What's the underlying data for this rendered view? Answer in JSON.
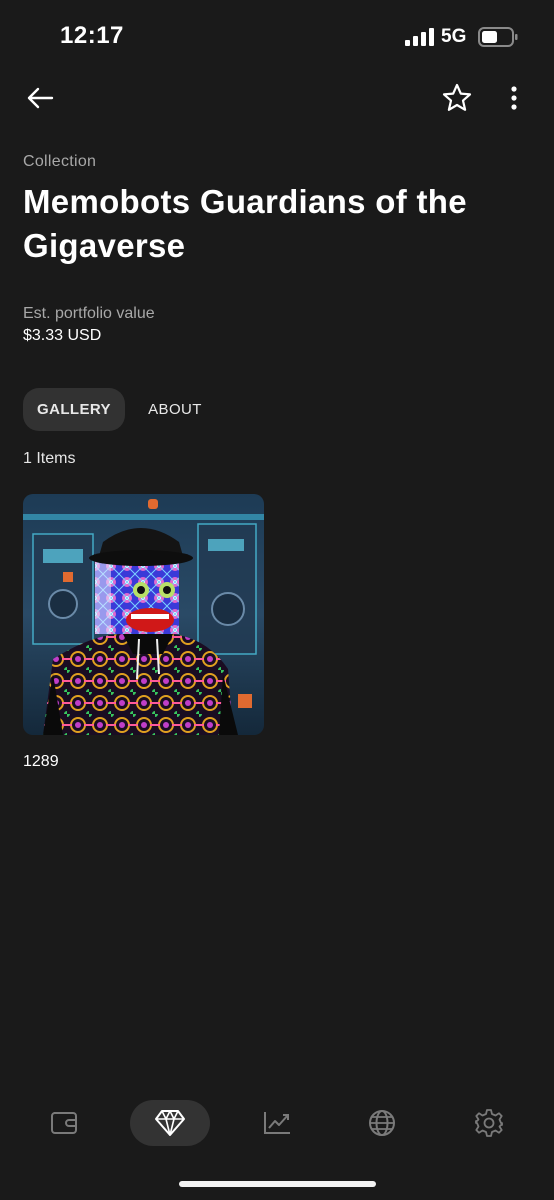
{
  "status_bar": {
    "time": "12:17",
    "network": "5G"
  },
  "header": {
    "back_icon": "arrow-left-icon",
    "favorite_icon": "star-outline-icon",
    "more_icon": "vertical-ellipsis-icon"
  },
  "collection": {
    "eyebrow": "Collection",
    "title": "Memobots Guardians of the Gigaverse",
    "portfolio_label": "Est. portfolio value",
    "portfolio_value": "$3.33 USD"
  },
  "tabs": [
    {
      "label": "GALLERY",
      "active": true
    },
    {
      "label": "ABOUT",
      "active": false
    }
  ],
  "gallery": {
    "count_label": "1 Items",
    "items": [
      {
        "name": "1289"
      }
    ]
  },
  "tab_bar": {
    "items": [
      {
        "icon": "wallet-icon",
        "active": false
      },
      {
        "icon": "diamond-icon",
        "active": true
      },
      {
        "icon": "chart-icon",
        "active": false
      },
      {
        "icon": "globe-icon",
        "active": false
      },
      {
        "icon": "gear-icon",
        "active": false
      }
    ]
  },
  "colors": {
    "background": "#1a1a1a",
    "active_pill": "#333333",
    "secondary_text": "#a8a8a8"
  }
}
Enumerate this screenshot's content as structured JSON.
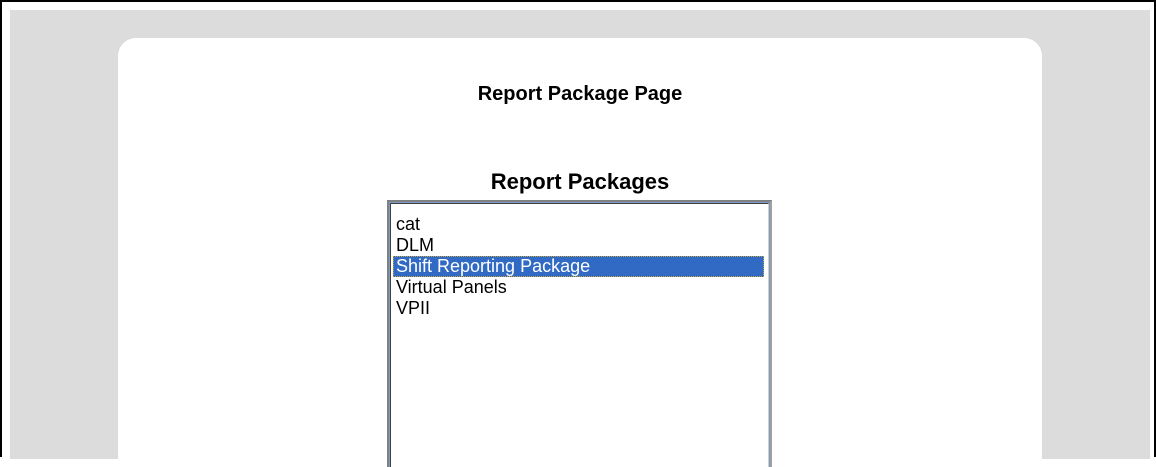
{
  "page": {
    "title": "Report Package Page"
  },
  "report_packages": {
    "heading": "Report Packages",
    "selected_index": 2,
    "items": [
      {
        "label": "cat"
      },
      {
        "label": "DLM"
      },
      {
        "label": "Shift Reporting Package"
      },
      {
        "label": "Virtual Panels"
      },
      {
        "label": "VPII"
      }
    ]
  },
  "colors": {
    "background_gray": "#dcdcdc",
    "panel": "#ffffff",
    "selection": "#316ac5",
    "selection_text": "#ffffff"
  }
}
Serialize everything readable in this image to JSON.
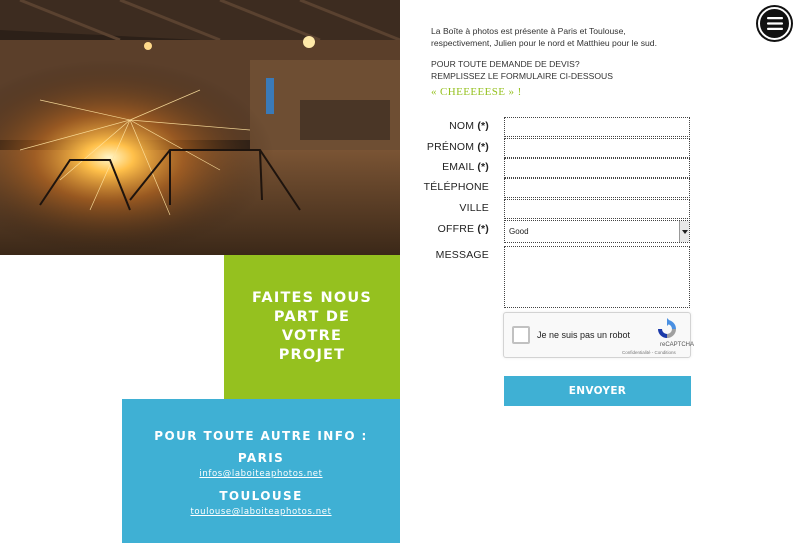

———

Stated task: Leave out the pictures and output the rest of the material exactly as written.

Solution to this problem:
What's the underlying data for this rendered view? Answer in JSON.
{
  "status_bar": {
    "time": "12:17",
    "network": "5G"
  },
  "header": {
    "back_icon": "arrow-left-icon",
    "favorite_icon": "star-outline-icon",
    "more_icon": "vertical-ellipsis-icon"
  },
  "collection": {
    "eyebrow": "Collection",
    "title": "Memobots Guardians of the Gigaverse",
    "portfolio_label": "Est. portfolio value",
    "portfolio_value": "$3.33 USD"
  },
  "tabs": [
    {
      "label": "GALLERY",
      "active": true
    },
    {
      "label": "ABOUT",
      "active": false
    }
  ],
  "gallery": {
    "count_label": "1 Items",
    "items": [
      {
        "name": "1289"
      }
    ]
  },
  "tab_bar": {
    "items": [
      {
        "icon": "wallet-icon",
        "active": false
      },
      {
        "icon": "diamond-icon",
        "active": true
      },
      {
        "icon": "chart-icon",
        "active": false
      },
      {
        "icon": "globe-icon",
        "active": false
      },
      {
        "icon": "gear-icon",
        "active": false
      }
    ]
  },
  "colors": {
    "background": "#1a1a1a",
    "active_pill": "#333333",
    "secondary_text": "#a8a8a8"
  }
}
Enumerate this screenshot's content as structured JSON.
{
  "page": {
    "title": "Report Package Page"
  },
  "report_packages": {
    "heading": "Report Packages",
    "selected_index": 2,
    "items": [
      {
        "label": "cat"
      },
      {
        "label": "DLM"
      },
      {
        "label": "Shift Reporting Package"
      },
      {
        "label": "Virtual Panels"
      },
      {
        "label": "VPII"
      }
    ]
  },
  "colors": {
    "background_gray": "#dcdcdc",
    "panel": "#ffffff",
    "selection": "#316ac5",
    "selection_text": "#ffffff"
  }
}
Serialize everything readable in this image to JSON.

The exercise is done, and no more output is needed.